=== Work instructions ===
Sort through the data and copy the lines holding the word "неэтилированный".
▬▬▬
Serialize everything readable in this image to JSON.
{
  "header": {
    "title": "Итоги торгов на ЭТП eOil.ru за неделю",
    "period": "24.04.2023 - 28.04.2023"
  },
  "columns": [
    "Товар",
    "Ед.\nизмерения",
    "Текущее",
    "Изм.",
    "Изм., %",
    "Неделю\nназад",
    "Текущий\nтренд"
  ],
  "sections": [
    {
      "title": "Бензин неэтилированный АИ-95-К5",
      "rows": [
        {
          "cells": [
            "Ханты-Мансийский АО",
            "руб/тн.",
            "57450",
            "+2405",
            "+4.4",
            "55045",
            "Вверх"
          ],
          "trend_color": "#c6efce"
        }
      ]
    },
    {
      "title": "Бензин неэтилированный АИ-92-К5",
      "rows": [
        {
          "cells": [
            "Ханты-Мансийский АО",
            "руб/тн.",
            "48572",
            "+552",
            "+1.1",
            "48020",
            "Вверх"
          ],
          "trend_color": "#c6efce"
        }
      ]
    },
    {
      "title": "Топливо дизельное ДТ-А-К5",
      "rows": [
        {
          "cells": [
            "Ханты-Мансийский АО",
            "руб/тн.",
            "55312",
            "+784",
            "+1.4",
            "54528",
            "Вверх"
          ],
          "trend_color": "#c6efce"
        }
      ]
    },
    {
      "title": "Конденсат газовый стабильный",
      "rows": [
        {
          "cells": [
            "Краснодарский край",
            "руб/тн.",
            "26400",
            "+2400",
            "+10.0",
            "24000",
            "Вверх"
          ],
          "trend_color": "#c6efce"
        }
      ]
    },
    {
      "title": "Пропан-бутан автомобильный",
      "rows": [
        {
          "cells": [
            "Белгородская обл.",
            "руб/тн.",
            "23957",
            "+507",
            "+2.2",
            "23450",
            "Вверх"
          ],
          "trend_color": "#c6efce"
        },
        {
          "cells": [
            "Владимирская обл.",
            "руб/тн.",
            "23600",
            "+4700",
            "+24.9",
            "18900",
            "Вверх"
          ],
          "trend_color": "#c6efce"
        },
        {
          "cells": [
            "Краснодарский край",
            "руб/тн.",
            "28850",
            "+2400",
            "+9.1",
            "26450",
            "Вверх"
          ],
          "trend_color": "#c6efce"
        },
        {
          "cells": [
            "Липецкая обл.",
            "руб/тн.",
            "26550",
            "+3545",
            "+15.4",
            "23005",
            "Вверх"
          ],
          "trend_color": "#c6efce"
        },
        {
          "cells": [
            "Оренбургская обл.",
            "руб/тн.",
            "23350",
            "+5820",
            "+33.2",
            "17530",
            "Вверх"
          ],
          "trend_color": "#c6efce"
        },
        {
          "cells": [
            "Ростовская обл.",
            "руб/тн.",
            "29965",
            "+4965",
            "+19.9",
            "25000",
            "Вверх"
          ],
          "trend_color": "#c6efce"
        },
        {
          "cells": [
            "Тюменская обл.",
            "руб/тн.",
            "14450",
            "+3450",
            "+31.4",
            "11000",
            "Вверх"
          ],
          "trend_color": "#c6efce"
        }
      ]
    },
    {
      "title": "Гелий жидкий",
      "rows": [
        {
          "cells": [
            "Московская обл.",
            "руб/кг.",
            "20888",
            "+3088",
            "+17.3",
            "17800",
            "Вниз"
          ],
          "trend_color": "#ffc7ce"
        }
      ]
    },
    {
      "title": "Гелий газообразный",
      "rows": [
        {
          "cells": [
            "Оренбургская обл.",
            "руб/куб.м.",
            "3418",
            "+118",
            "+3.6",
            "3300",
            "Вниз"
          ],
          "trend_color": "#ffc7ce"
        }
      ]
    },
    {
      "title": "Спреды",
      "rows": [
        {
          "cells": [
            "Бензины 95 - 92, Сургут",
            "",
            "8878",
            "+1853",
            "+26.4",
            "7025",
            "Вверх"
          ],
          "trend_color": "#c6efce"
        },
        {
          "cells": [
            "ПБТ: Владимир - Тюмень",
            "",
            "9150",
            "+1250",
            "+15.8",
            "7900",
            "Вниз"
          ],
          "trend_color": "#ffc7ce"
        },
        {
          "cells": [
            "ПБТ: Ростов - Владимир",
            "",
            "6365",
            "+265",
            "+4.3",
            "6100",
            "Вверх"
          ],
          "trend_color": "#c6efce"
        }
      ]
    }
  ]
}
▬▬▬
=== Correct answer ===
      "title": "Бензин неэтилированный АИ-95-К5",
      "title": "Бензин неэтилированный АИ-92-К5",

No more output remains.